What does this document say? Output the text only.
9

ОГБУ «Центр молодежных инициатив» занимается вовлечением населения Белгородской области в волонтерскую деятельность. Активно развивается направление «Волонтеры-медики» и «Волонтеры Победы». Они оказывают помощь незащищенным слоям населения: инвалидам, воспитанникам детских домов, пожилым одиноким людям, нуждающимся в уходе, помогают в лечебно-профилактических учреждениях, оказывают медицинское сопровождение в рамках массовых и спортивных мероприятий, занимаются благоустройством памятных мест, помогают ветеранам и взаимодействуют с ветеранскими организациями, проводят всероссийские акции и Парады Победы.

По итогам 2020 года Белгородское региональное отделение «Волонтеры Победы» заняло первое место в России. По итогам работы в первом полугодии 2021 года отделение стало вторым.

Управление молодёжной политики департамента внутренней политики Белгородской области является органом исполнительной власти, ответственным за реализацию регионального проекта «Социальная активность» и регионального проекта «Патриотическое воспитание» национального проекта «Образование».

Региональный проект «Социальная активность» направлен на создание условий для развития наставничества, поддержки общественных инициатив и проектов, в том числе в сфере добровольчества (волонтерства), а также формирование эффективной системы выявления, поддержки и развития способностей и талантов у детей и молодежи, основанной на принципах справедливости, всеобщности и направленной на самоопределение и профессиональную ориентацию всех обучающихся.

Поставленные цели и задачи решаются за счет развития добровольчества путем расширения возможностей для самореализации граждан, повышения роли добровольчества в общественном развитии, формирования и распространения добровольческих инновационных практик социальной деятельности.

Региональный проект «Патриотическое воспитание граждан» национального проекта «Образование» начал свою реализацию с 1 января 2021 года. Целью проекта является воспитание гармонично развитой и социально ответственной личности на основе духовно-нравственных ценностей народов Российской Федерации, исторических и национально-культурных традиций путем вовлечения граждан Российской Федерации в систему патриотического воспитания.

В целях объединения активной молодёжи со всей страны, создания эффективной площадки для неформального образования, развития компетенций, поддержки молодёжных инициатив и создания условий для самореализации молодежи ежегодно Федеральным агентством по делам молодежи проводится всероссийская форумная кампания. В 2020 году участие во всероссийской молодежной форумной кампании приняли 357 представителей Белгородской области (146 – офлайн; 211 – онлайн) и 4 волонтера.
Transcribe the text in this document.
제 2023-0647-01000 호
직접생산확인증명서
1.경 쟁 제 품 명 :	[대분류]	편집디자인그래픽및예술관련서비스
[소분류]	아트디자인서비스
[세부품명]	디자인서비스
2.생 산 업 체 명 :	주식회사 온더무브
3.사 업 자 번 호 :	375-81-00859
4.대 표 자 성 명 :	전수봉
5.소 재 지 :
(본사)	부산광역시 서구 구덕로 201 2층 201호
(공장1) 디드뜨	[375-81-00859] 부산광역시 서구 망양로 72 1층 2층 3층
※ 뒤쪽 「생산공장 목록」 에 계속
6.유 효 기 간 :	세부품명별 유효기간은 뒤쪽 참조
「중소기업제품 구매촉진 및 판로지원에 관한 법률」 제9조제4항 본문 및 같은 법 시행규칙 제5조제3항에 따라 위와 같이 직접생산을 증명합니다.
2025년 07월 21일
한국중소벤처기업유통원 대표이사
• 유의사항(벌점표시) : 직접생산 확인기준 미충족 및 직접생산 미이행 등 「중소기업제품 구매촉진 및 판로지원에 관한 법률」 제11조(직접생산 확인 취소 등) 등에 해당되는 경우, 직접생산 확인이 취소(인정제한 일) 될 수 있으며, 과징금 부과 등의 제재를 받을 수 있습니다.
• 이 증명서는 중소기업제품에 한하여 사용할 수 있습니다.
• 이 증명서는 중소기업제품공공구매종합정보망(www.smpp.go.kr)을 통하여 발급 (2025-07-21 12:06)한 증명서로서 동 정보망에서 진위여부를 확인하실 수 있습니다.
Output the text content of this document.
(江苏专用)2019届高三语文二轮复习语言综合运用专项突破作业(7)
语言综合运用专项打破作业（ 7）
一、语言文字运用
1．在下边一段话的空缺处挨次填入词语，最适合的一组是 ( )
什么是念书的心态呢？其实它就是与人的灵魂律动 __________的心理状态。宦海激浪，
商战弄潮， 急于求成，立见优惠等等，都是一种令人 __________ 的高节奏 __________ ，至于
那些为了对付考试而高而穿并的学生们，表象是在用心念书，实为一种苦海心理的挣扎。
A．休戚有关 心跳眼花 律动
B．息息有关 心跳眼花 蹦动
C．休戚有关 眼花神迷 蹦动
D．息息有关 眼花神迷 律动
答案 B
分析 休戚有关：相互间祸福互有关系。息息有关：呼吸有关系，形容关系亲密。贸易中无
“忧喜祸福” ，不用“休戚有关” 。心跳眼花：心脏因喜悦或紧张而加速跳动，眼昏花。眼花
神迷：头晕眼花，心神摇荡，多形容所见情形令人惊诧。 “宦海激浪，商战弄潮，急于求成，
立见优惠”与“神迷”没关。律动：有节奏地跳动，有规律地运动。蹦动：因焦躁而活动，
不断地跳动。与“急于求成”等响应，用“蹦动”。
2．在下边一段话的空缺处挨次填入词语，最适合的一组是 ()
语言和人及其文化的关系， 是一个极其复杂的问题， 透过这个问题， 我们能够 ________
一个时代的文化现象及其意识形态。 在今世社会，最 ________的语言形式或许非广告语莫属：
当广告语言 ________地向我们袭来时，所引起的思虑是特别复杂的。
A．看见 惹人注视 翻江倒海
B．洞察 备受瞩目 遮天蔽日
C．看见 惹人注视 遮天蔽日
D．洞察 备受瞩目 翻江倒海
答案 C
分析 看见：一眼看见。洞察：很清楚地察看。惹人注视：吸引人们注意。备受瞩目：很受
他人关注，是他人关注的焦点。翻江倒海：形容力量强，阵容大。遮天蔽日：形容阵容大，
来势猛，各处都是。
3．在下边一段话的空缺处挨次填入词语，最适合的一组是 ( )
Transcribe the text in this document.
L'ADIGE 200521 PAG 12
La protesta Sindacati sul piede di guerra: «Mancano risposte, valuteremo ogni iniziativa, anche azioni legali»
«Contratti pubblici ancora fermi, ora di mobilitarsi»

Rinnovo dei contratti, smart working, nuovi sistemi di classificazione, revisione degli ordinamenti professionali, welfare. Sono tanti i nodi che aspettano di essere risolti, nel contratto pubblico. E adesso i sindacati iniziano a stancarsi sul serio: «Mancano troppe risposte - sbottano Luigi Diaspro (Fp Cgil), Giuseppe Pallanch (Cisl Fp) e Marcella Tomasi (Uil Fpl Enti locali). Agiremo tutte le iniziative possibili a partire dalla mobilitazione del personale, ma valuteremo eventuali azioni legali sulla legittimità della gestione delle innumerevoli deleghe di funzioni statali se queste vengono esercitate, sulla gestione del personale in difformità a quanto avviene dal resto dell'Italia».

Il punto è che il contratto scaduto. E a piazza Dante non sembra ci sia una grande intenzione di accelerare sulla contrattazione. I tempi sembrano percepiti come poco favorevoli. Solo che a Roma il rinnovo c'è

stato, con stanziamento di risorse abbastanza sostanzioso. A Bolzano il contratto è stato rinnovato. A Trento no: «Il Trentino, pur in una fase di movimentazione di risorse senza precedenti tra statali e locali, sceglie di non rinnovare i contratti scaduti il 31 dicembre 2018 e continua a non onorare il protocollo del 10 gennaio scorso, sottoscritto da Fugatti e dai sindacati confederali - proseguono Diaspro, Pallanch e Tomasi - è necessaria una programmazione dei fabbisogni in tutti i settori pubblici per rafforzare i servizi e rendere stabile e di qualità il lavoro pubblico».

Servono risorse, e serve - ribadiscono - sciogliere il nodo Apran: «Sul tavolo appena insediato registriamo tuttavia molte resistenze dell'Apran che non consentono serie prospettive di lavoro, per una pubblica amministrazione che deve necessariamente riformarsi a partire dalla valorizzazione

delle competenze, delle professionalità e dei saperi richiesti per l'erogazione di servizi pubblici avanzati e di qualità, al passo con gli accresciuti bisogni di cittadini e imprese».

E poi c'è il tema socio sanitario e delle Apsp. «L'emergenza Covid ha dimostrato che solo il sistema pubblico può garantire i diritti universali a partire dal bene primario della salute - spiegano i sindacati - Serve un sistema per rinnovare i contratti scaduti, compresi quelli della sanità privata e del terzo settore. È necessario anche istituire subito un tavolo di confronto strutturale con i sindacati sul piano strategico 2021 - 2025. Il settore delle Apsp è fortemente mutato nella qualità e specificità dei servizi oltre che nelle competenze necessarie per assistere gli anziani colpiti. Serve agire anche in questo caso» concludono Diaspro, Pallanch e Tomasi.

◇ ◇ ◇ ◇

» Task goal
Each line of the material above either contains the word "Образование" or does not; state how many do, and nothing else.

» Output for this task
2